_Exercise input_
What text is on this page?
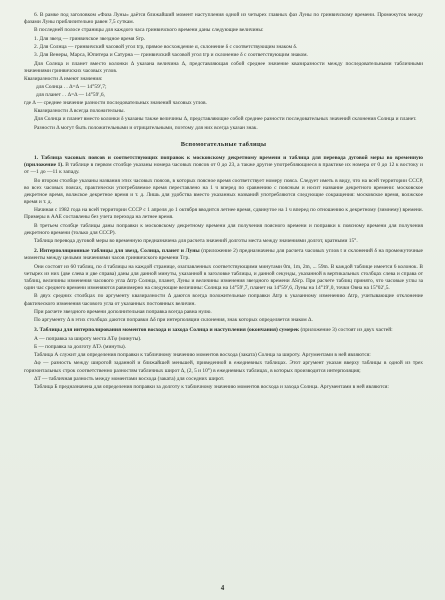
6. В рамке под заголовком «Фаза Луны» даётся ближайший момент наступления одной из четырех главных фаз Луны по гринвичскому времени. Промежуток между фазами Луны приблизительно равен 7,5 суткам.

В последней полосе страницы для каждого часа гринвичского времени даны следующие величины:

1. Для звезд — гринвичское звездное время Sгр.

2. Для Солнца — гринвичский часовой угол tгр, прямое восхождение α, склонение δ с соответствующим знаком δ.

3. Для Венеры, Марса, Юпитера и Сатурна — гринвичский часовой угол tгр и склонение δ с соответствующим знаком.

Для Солнца и планет вместо колонки Δ указана величина Δ, представляющая собой среднее значение квазиразности между последовательными табличными значениями гринвичских часовых углов.

Квазиразности Δ имеют значения:

для Солнца . . Δ=Δ — 14°59′,7;
для планет . . Δ=Δ — 14°59′,6,

где Δ — среднее значение разности последовательных значений часовых углов.

Квазиразности Δ всегда положительны.

Для Солнца и планет вместо колонки δ указаны также величины Δ, представляющие собой среднее разности последовательных значений склонения Солнца и планет.

Разности Δ могут быть положительными и отрицательными, поэтому для них всегда указан знак.

Вспомогательные таблицы

1. Таблица часовых поясов и соответствующих поправок к московскому декретному времени и таблица для перевода дуговой меры во временную (приложение 1). В таблице в первом столбце указаны номера часовых поясов от 0 до 23, а также другие употребляющиеся в практике их номера от 0 до 12 к востоку и от —1 до —11 к западу.

Во втором столбце указаны названия этих часовых поясов, в которых поясное время соответствует номеру пояса. Следует иметь в виду, что на всей территории СССР, во всех часовых поясах, практически употребляемое время переставлено на 1 ч вперед по сравнению с поясным и носит название декретного времени: московское декретное время, волжское декретное время и т. д. Лишь для удобства вместо указанных названий употребляются следующие сокращения: московское время, волжское время и т. д.

Начиная с 1982 года на всей территории СССР с 1 апреля до 1 октября вводится летнее время, сдвинутое на 1 ч вперед по отношению к декретному (зимнему) времени. Примеры в ААЕ составлены без учета перехода на летнее время.

В третьем столбце таблицы даны поправки к московскому декретному времени для получения поясного времени и поправки к поясному времени для получения декретного времени (только для СССР).

Таблица перевода дуговой меры во временную предназначена для расчета значений долготы места между значениями долгот, кратными 15°.

2. Интерполяционные таблицы для звезд, Солнца, планет и Луны (приложение 2) предназначены для расчета часовых углов t и склонений δ на промежуточные моменты между целыми значениями часов гринвичского времени Tгр.

Они состоят из 60 таблиц, по 4 таблицы на каждой странице, озаглавленных соответствующими минутами 0m, 1m, 2m, ... 59m. В каждой таблице имеется 6 колонок. В четырех из них (две слева и две справа) даны для данной минуты, указанной в заголовке таблицы, и данной секунды, указанной в вертикальных столбцах слева и справа от таблиц, величины изменения часового угла Δtгр Солнца, планет, Луны и величины изменения звездного времени ΔSгр. При расчете таблиц принято, что часовые углы за один час среднего времени изменяются равномерно на следующие величины: Солнца на 14°59′,7, планет на 14°59′,6, Луны на 14°19′,0, точки Овна на 15°02′,5.

В двух средних столбцах по аргументу квазиразности Δ даются всегда положительные поправки Δtгр к указанному изменению Δtгр, учитывающие отклонение фактического изменения часового угла от указанных постоянных величин.

При расчете звездного времени дополнительная поправка всегда равна нулю.

По аргументу Δ в этих столбцах даются поправки Δδ при интерполяции склонения, знак которых определяется знаком Δ.

3. Таблицы для интерполирования моментов восхода и захода Солнца и наступления (окончания) сумерек (приложение 3) состоят из двух частей:

А — поправка за широту места ΔTφ (минуты).

Б — поправка за долготу ΔTλ (минуты).

Таблица А служит для определения поправки к табличному значению моментов восхода (заката) Солнца за широту. Аргументами в ней являются:

Δφ — разность между широтой заданной и ближайшей меньшей, приведенной в ежедневных таблицах. Этот аргумент указан вверху таблицы в одной из трех горизонтальных строк соответственно разностям табличных широт Δ, (2, 5 и 10°) в ежедневных таблицах, в которых производится интерполяция;

ΔT — табличная разность между моментами восхода (заката) для соседних широт.

Таблица Б предназначена для определения поправки за долготу к табличному значению моментов восхода и захода Солнца. Аргументами в ней являются:

4
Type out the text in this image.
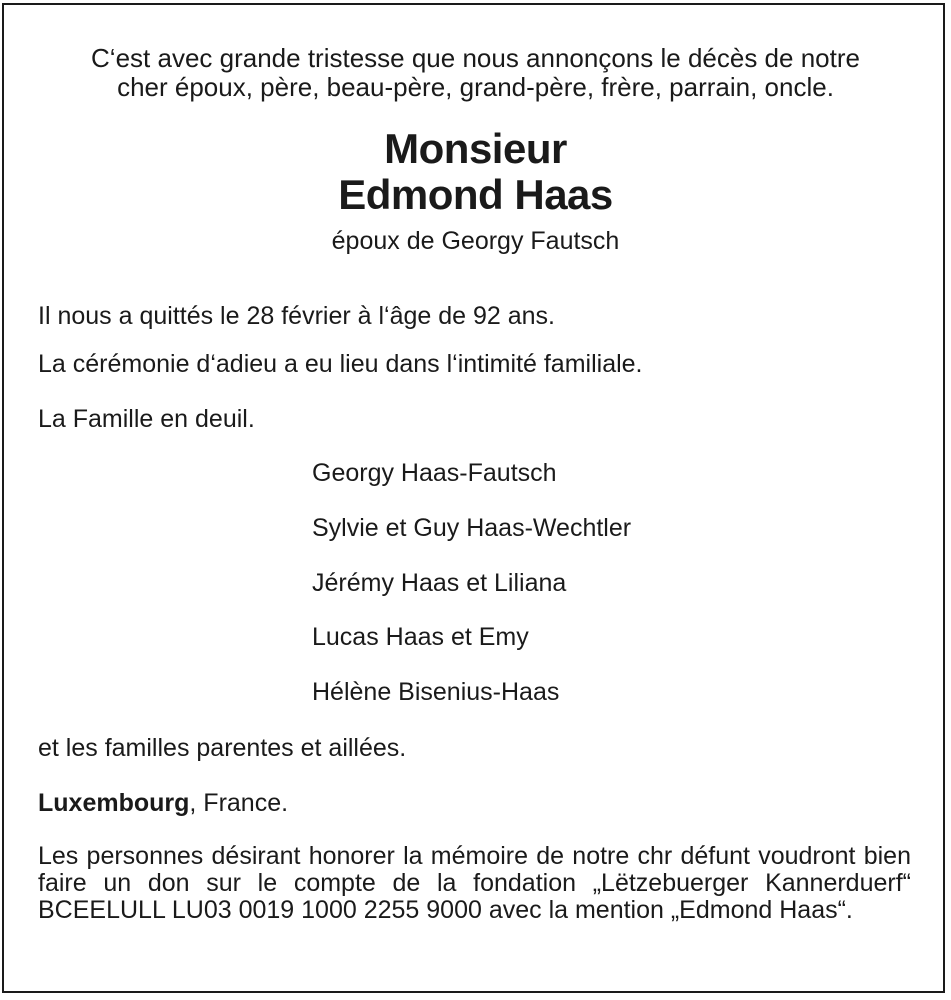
C‘est avec grande tristesse que nous annonçons le décès de notre
cher époux, père, beau-père, grand-père, frère, parrain, oncle.
Monsieur
Edmond Haas
époux de Georgy Fautsch
Il nous a quittés le 28 février à l‘âge de 92 ans.
La cérémonie d‘adieu a eu lieu dans l‘intimité familiale.
La Famille en deuil.
Georgy Haas-Fautsch
Sylvie et Guy Haas-Wechtler
Jérémy Haas et Liliana
Lucas Haas et Emy
Hélène Bisenius-Haas
et les familles parentes et aillées.
Luxembourg, France.
Les personnes désirant honorer la mémoire de notre chr défunt voudront bien faire un don sur le compte de la fondation „Lëtzebuerger Kannerduerf“ BCEELULL LU03 0019 1000 2255 9000 avec la mention „Edmond Haas“.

_Exercise requirements_
Work through the listing above and report how many lines include the string "Edmond", with no other text.

_Solution for this exercise_
2